Transcribe the lines below verbatim, skipping the images.

>>>>>

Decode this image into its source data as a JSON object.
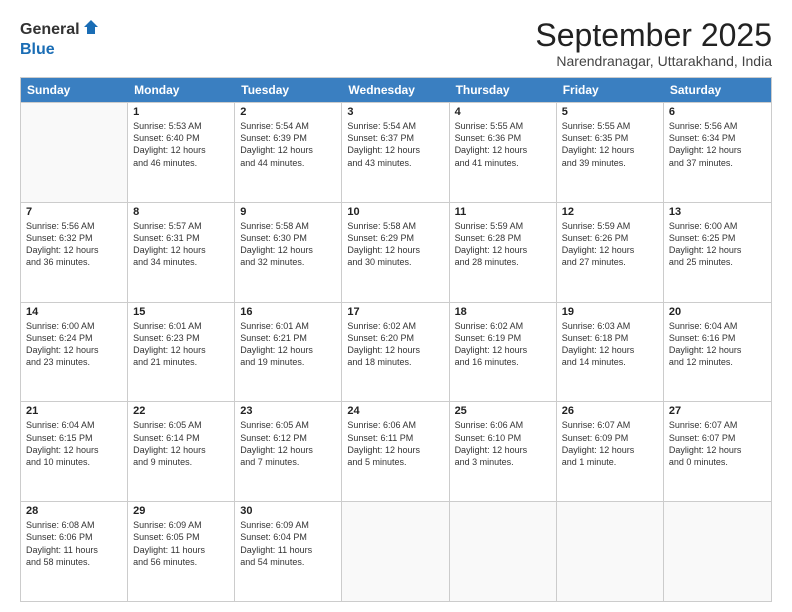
{
  "logo": {
    "general": "General",
    "blue": "Blue"
  },
  "title": "September 2025",
  "location": "Narendranagar, Uttarakhand, India",
  "headers": [
    "Sunday",
    "Monday",
    "Tuesday",
    "Wednesday",
    "Thursday",
    "Friday",
    "Saturday"
  ],
  "weeks": [
    [
      {
        "day": "",
        "info": ""
      },
      {
        "day": "1",
        "info": "Sunrise: 5:53 AM\nSunset: 6:40 PM\nDaylight: 12 hours\nand 46 minutes."
      },
      {
        "day": "2",
        "info": "Sunrise: 5:54 AM\nSunset: 6:39 PM\nDaylight: 12 hours\nand 44 minutes."
      },
      {
        "day": "3",
        "info": "Sunrise: 5:54 AM\nSunset: 6:37 PM\nDaylight: 12 hours\nand 43 minutes."
      },
      {
        "day": "4",
        "info": "Sunrise: 5:55 AM\nSunset: 6:36 PM\nDaylight: 12 hours\nand 41 minutes."
      },
      {
        "day": "5",
        "info": "Sunrise: 5:55 AM\nSunset: 6:35 PM\nDaylight: 12 hours\nand 39 minutes."
      },
      {
        "day": "6",
        "info": "Sunrise: 5:56 AM\nSunset: 6:34 PM\nDaylight: 12 hours\nand 37 minutes."
      }
    ],
    [
      {
        "day": "7",
        "info": "Sunrise: 5:56 AM\nSunset: 6:32 PM\nDaylight: 12 hours\nand 36 minutes."
      },
      {
        "day": "8",
        "info": "Sunrise: 5:57 AM\nSunset: 6:31 PM\nDaylight: 12 hours\nand 34 minutes."
      },
      {
        "day": "9",
        "info": "Sunrise: 5:58 AM\nSunset: 6:30 PM\nDaylight: 12 hours\nand 32 minutes."
      },
      {
        "day": "10",
        "info": "Sunrise: 5:58 AM\nSunset: 6:29 PM\nDaylight: 12 hours\nand 30 minutes."
      },
      {
        "day": "11",
        "info": "Sunrise: 5:59 AM\nSunset: 6:28 PM\nDaylight: 12 hours\nand 28 minutes."
      },
      {
        "day": "12",
        "info": "Sunrise: 5:59 AM\nSunset: 6:26 PM\nDaylight: 12 hours\nand 27 minutes."
      },
      {
        "day": "13",
        "info": "Sunrise: 6:00 AM\nSunset: 6:25 PM\nDaylight: 12 hours\nand 25 minutes."
      }
    ],
    [
      {
        "day": "14",
        "info": "Sunrise: 6:00 AM\nSunset: 6:24 PM\nDaylight: 12 hours\nand 23 minutes."
      },
      {
        "day": "15",
        "info": "Sunrise: 6:01 AM\nSunset: 6:23 PM\nDaylight: 12 hours\nand 21 minutes."
      },
      {
        "day": "16",
        "info": "Sunrise: 6:01 AM\nSunset: 6:21 PM\nDaylight: 12 hours\nand 19 minutes."
      },
      {
        "day": "17",
        "info": "Sunrise: 6:02 AM\nSunset: 6:20 PM\nDaylight: 12 hours\nand 18 minutes."
      },
      {
        "day": "18",
        "info": "Sunrise: 6:02 AM\nSunset: 6:19 PM\nDaylight: 12 hours\nand 16 minutes."
      },
      {
        "day": "19",
        "info": "Sunrise: 6:03 AM\nSunset: 6:18 PM\nDaylight: 12 hours\nand 14 minutes."
      },
      {
        "day": "20",
        "info": "Sunrise: 6:04 AM\nSunset: 6:16 PM\nDaylight: 12 hours\nand 12 minutes."
      }
    ],
    [
      {
        "day": "21",
        "info": "Sunrise: 6:04 AM\nSunset: 6:15 PM\nDaylight: 12 hours\nand 10 minutes."
      },
      {
        "day": "22",
        "info": "Sunrise: 6:05 AM\nSunset: 6:14 PM\nDaylight: 12 hours\nand 9 minutes."
      },
      {
        "day": "23",
        "info": "Sunrise: 6:05 AM\nSunset: 6:12 PM\nDaylight: 12 hours\nand 7 minutes."
      },
      {
        "day": "24",
        "info": "Sunrise: 6:06 AM\nSunset: 6:11 PM\nDaylight: 12 hours\nand 5 minutes."
      },
      {
        "day": "25",
        "info": "Sunrise: 6:06 AM\nSunset: 6:10 PM\nDaylight: 12 hours\nand 3 minutes."
      },
      {
        "day": "26",
        "info": "Sunrise: 6:07 AM\nSunset: 6:09 PM\nDaylight: 12 hours\nand 1 minute."
      },
      {
        "day": "27",
        "info": "Sunrise: 6:07 AM\nSunset: 6:07 PM\nDaylight: 12 hours\nand 0 minutes."
      }
    ],
    [
      {
        "day": "28",
        "info": "Sunrise: 6:08 AM\nSunset: 6:06 PM\nDaylight: 11 hours\nand 58 minutes."
      },
      {
        "day": "29",
        "info": "Sunrise: 6:09 AM\nSunset: 6:05 PM\nDaylight: 11 hours\nand 56 minutes."
      },
      {
        "day": "30",
        "info": "Sunrise: 6:09 AM\nSunset: 6:04 PM\nDaylight: 11 hours\nand 54 minutes."
      },
      {
        "day": "",
        "info": ""
      },
      {
        "day": "",
        "info": ""
      },
      {
        "day": "",
        "info": ""
      },
      {
        "day": "",
        "info": ""
      }
    ]
  ]
}
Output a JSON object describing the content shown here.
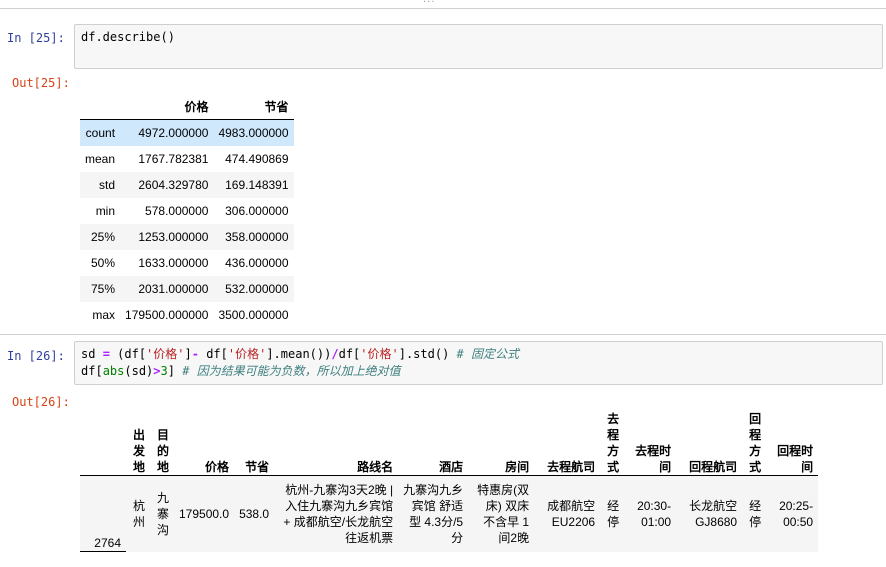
{
  "toolbar": {
    "dots": "..."
  },
  "cell25": {
    "in_prompt": "In  [25]:",
    "code": "df.describe()",
    "out_prompt": "Out[25]:",
    "table": {
      "columns": [
        "价格",
        "节省"
      ],
      "rows": [
        {
          "index": "count",
          "values": [
            "4972.000000",
            "4983.000000"
          ]
        },
        {
          "index": "mean",
          "values": [
            "1767.782381",
            "474.490869"
          ]
        },
        {
          "index": "std",
          "values": [
            "2604.329780",
            "169.148391"
          ]
        },
        {
          "index": "min",
          "values": [
            "578.000000",
            "306.000000"
          ]
        },
        {
          "index": "25%",
          "values": [
            "1253.000000",
            "358.000000"
          ]
        },
        {
          "index": "50%",
          "values": [
            "1633.000000",
            "436.000000"
          ]
        },
        {
          "index": "75%",
          "values": [
            "2031.000000",
            "532.000000"
          ]
        },
        {
          "index": "max",
          "values": [
            "179500.000000",
            "3500.000000"
          ]
        }
      ]
    }
  },
  "cell26": {
    "in_prompt": "In  [26]:",
    "line1": {
      "a": "sd ",
      "eq": "=",
      "b": " (df[",
      "s1": "'价格'",
      "c": "]",
      "minus": "-",
      "d": " df[",
      "s2": "'价格'",
      "e": "].mean())",
      "div": "/",
      "f": "df[",
      "s3": "'价格'",
      "g": "].std() ",
      "comment": "# 固定公式"
    },
    "line2": {
      "a": "df[",
      "abs": "abs",
      "b": "(sd)",
      "gt": ">",
      "three": "3",
      "c": "] ",
      "comment": "# 因为结果可能为负数，所以加上绝对值"
    },
    "out_prompt": "Out[26]:",
    "table": {
      "columns": [
        "出发地",
        "目的地",
        "价格",
        "节省",
        "路线名",
        "酒店",
        "房间",
        "去程航司",
        "去程方式",
        "去程时间",
        "回程航司",
        "回程方式",
        "回程时间"
      ],
      "rows": [
        {
          "index": "2764",
          "values": [
            "杭州",
            "九寨沟",
            "179500.0",
            "538.0",
            "杭州-九寨沟3天2晚 | 入住九寨沟九乡宾馆 + 成都航空/长龙航空往返机票",
            "九寨沟九乡宾馆 舒适型 4.3分/5分",
            "特惠房(双床) 双床 不含早 1间2晚",
            "成都航空 EU2206",
            "经停",
            "20:30-01:00",
            "长龙航空 GJ8680",
            "经停",
            "20:25-00:50"
          ]
        }
      ]
    }
  }
}
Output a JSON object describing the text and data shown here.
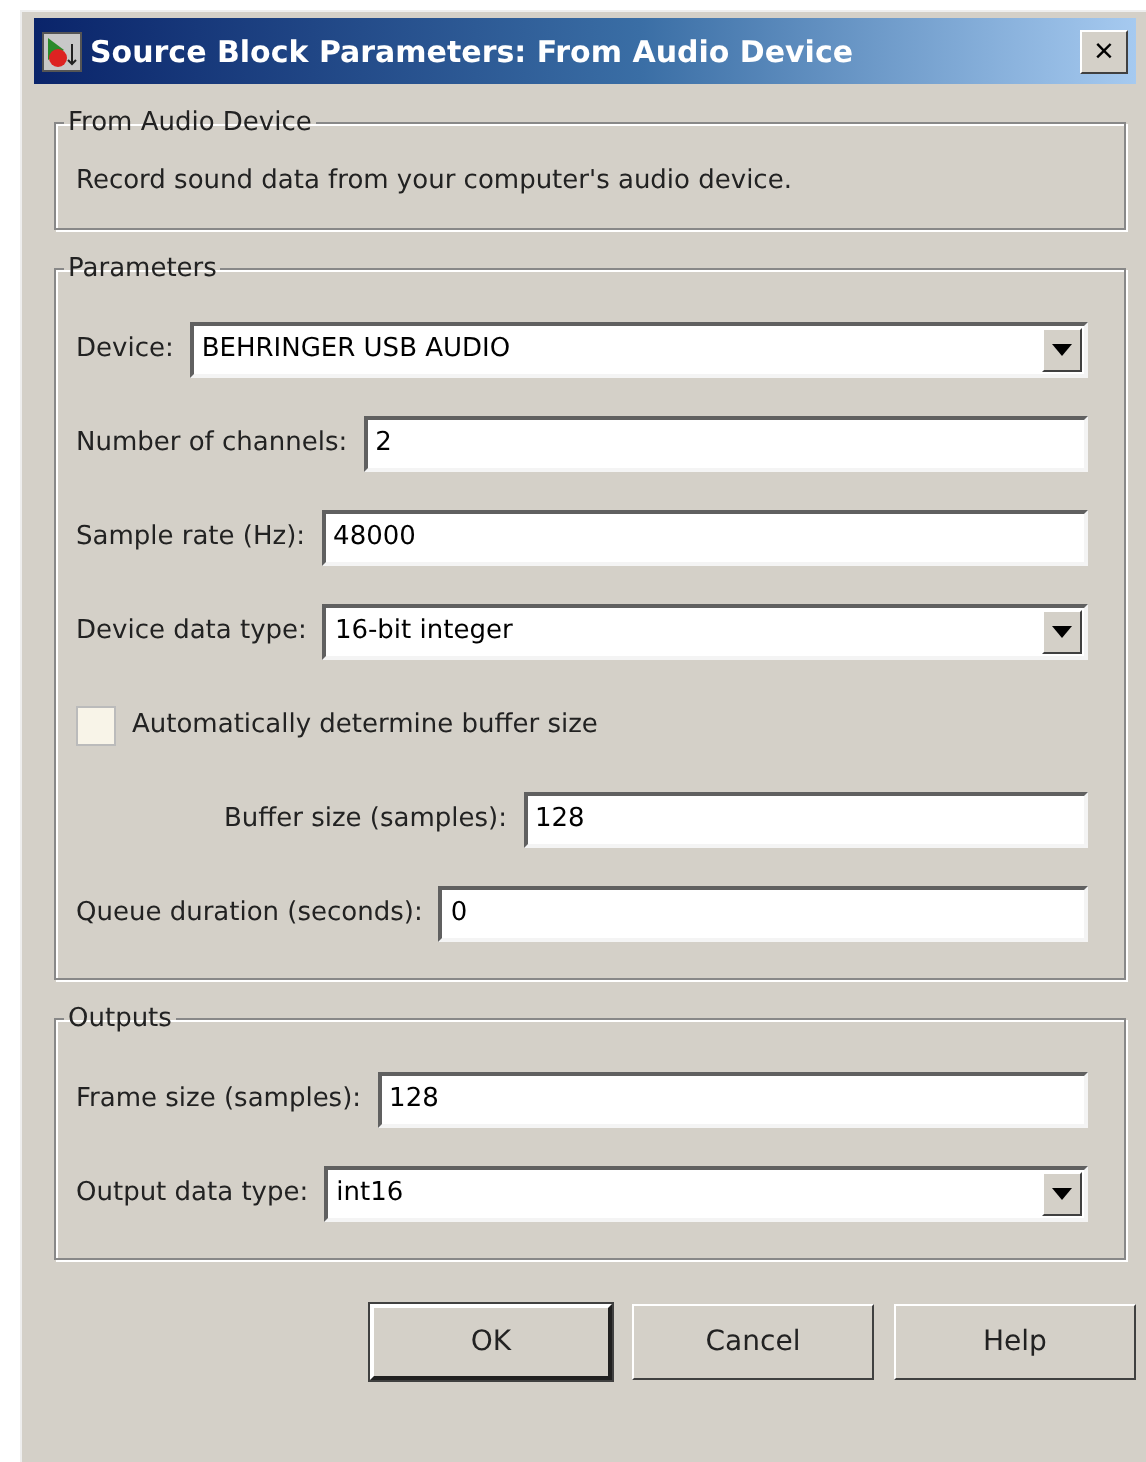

<<<<<

> **Solution below**:
Decode this image into its source data as a JSON object.
{
  "logo": {
    "general": "General",
    "blue": "Blue"
  },
  "title": "September 2025",
  "location": "Narendranagar, Uttarakhand, India",
  "headers": [
    "Sunday",
    "Monday",
    "Tuesday",
    "Wednesday",
    "Thursday",
    "Friday",
    "Saturday"
  ],
  "weeks": [
    [
      {
        "day": "",
        "info": ""
      },
      {
        "day": "1",
        "info": "Sunrise: 5:53 AM\nSunset: 6:40 PM\nDaylight: 12 hours\nand 46 minutes."
      },
      {
        "day": "2",
        "info": "Sunrise: 5:54 AM\nSunset: 6:39 PM\nDaylight: 12 hours\nand 44 minutes."
      },
      {
        "day": "3",
        "info": "Sunrise: 5:54 AM\nSunset: 6:37 PM\nDaylight: 12 hours\nand 43 minutes."
      },
      {
        "day": "4",
        "info": "Sunrise: 5:55 AM\nSunset: 6:36 PM\nDaylight: 12 hours\nand 41 minutes."
      },
      {
        "day": "5",
        "info": "Sunrise: 5:55 AM\nSunset: 6:35 PM\nDaylight: 12 hours\nand 39 minutes."
      },
      {
        "day": "6",
        "info": "Sunrise: 5:56 AM\nSunset: 6:34 PM\nDaylight: 12 hours\nand 37 minutes."
      }
    ],
    [
      {
        "day": "7",
        "info": "Sunrise: 5:56 AM\nSunset: 6:32 PM\nDaylight: 12 hours\nand 36 minutes."
      },
      {
        "day": "8",
        "info": "Sunrise: 5:57 AM\nSunset: 6:31 PM\nDaylight: 12 hours\nand 34 minutes."
      },
      {
        "day": "9",
        "info": "Sunrise: 5:58 AM\nSunset: 6:30 PM\nDaylight: 12 hours\nand 32 minutes."
      },
      {
        "day": "10",
        "info": "Sunrise: 5:58 AM\nSunset: 6:29 PM\nDaylight: 12 hours\nand 30 minutes."
      },
      {
        "day": "11",
        "info": "Sunrise: 5:59 AM\nSunset: 6:28 PM\nDaylight: 12 hours\nand 28 minutes."
      },
      {
        "day": "12",
        "info": "Sunrise: 5:59 AM\nSunset: 6:26 PM\nDaylight: 12 hours\nand 27 minutes."
      },
      {
        "day": "13",
        "info": "Sunrise: 6:00 AM\nSunset: 6:25 PM\nDaylight: 12 hours\nand 25 minutes."
      }
    ],
    [
      {
        "day": "14",
        "info": "Sunrise: 6:00 AM\nSunset: 6:24 PM\nDaylight: 12 hours\nand 23 minutes."
      },
      {
        "day": "15",
        "info": "Sunrise: 6:01 AM\nSunset: 6:23 PM\nDaylight: 12 hours\nand 21 minutes."
      },
      {
        "day": "16",
        "info": "Sunrise: 6:01 AM\nSunset: 6:21 PM\nDaylight: 12 hours\nand 19 minutes."
      },
      {
        "day": "17",
        "info": "Sunrise: 6:02 AM\nSunset: 6:20 PM\nDaylight: 12 hours\nand 18 minutes."
      },
      {
        "day": "18",
        "info": "Sunrise: 6:02 AM\nSunset: 6:19 PM\nDaylight: 12 hours\nand 16 minutes."
      },
      {
        "day": "19",
        "info": "Sunrise: 6:03 AM\nSunset: 6:18 PM\nDaylight: 12 hours\nand 14 minutes."
      },
      {
        "day": "20",
        "info": "Sunrise: 6:04 AM\nSunset: 6:16 PM\nDaylight: 12 hours\nand 12 minutes."
      }
    ],
    [
      {
        "day": "21",
        "info": "Sunrise: 6:04 AM\nSunset: 6:15 PM\nDaylight: 12 hours\nand 10 minutes."
      },
      {
        "day": "22",
        "info": "Sunrise: 6:05 AM\nSunset: 6:14 PM\nDaylight: 12 hours\nand 9 minutes."
      },
      {
        "day": "23",
        "info": "Sunrise: 6:05 AM\nSunset: 6:12 PM\nDaylight: 12 hours\nand 7 minutes."
      },
      {
        "day": "24",
        "info": "Sunrise: 6:06 AM\nSunset: 6:11 PM\nDaylight: 12 hours\nand 5 minutes."
      },
      {
        "day": "25",
        "info": "Sunrise: 6:06 AM\nSunset: 6:10 PM\nDaylight: 12 hours\nand 3 minutes."
      },
      {
        "day": "26",
        "info": "Sunrise: 6:07 AM\nSunset: 6:09 PM\nDaylight: 12 hours\nand 1 minute."
      },
      {
        "day": "27",
        "info": "Sunrise: 6:07 AM\nSunset: 6:07 PM\nDaylight: 12 hours\nand 0 minutes."
      }
    ],
    [
      {
        "day": "28",
        "info": "Sunrise: 6:08 AM\nSunset: 6:06 PM\nDaylight: 11 hours\nand 58 minutes."
      },
      {
        "day": "29",
        "info": "Sunrise: 6:09 AM\nSunset: 6:05 PM\nDaylight: 11 hours\nand 56 minutes."
      },
      {
        "day": "30",
        "info": "Sunrise: 6:09 AM\nSunset: 6:04 PM\nDaylight: 11 hours\nand 54 minutes."
      },
      {
        "day": "",
        "info": ""
      },
      {
        "day": "",
        "info": ""
      },
      {
        "day": "",
        "info": ""
      },
      {
        "day": "",
        "info": ""
      }
    ]
  ]
}
Output a JSON object describing the content shown here.
{
  "toolbar": {
    "dots": "..."
  },
  "cell25": {
    "in_prompt": "In  [25]:",
    "code": "df.describe()",
    "out_prompt": "Out[25]:",
    "table": {
      "columns": [
        "价格",
        "节省"
      ],
      "rows": [
        {
          "index": "count",
          "values": [
            "4972.000000",
            "4983.000000"
          ]
        },
        {
          "index": "mean",
          "values": [
            "1767.782381",
            "474.490869"
          ]
        },
        {
          "index": "std",
          "values": [
            "2604.329780",
            "169.148391"
          ]
        },
        {
          "index": "min",
          "values": [
            "578.000000",
            "306.000000"
          ]
        },
        {
          "index": "25%",
          "values": [
            "1253.000000",
            "358.000000"
          ]
        },
        {
          "index": "50%",
          "values": [
            "1633.000000",
            "436.000000"
          ]
        },
        {
          "index": "75%",
          "values": [
            "2031.000000",
            "532.000000"
          ]
        },
        {
          "index": "max",
          "values": [
            "179500.000000",
            "3500.000000"
          ]
        }
      ]
    }
  },
  "cell26": {
    "in_prompt": "In  [26]:",
    "line1": {
      "a": "sd ",
      "eq": "=",
      "b": " (df[",
      "s1": "'价格'",
      "c": "]",
      "minus": "-",
      "d": " df[",
      "s2": "'价格'",
      "e": "].mean())",
      "div": "/",
      "f": "df[",
      "s3": "'价格'",
      "g": "].std() ",
      "comment": "# 固定公式"
    },
    "line2": {
      "a": "df[",
      "abs": "abs",
      "b": "(sd)",
      "gt": ">",
      "three": "3",
      "c": "] ",
      "comment": "# 因为结果可能为负数，所以加上绝对值"
    },
    "out_prompt": "Out[26]:",
    "table": {
      "columns": [
        "出发地",
        "目的地",
        "价格",
        "节省",
        "路线名",
        "酒店",
        "房间",
        "去程航司",
        "去程方式",
        "去程时间",
        "回程航司",
        "回程方式",
        "回程时间"
      ],
      "rows": [
        {
          "index": "2764",
          "values": [
            "杭州",
            "九寨沟",
            "179500.0",
            "538.0",
            "杭州-九寨沟3天2晚 | 入住九寨沟九乡宾馆 + 成都航空/长龙航空往返机票",
            "九寨沟九乡宾馆 舒适型 4.3分/5分",
            "特惠房(双床) 双床 不含早 1间2晚",
            "成都航空 EU2206",
            "经停",
            "20:30-01:00",
            "长龙航空 GJ8680",
            "经停",
            "20:25-00:50"
          ]
        }
      ]
    }
  }
}
Output a JSON object describing the text and data shown here.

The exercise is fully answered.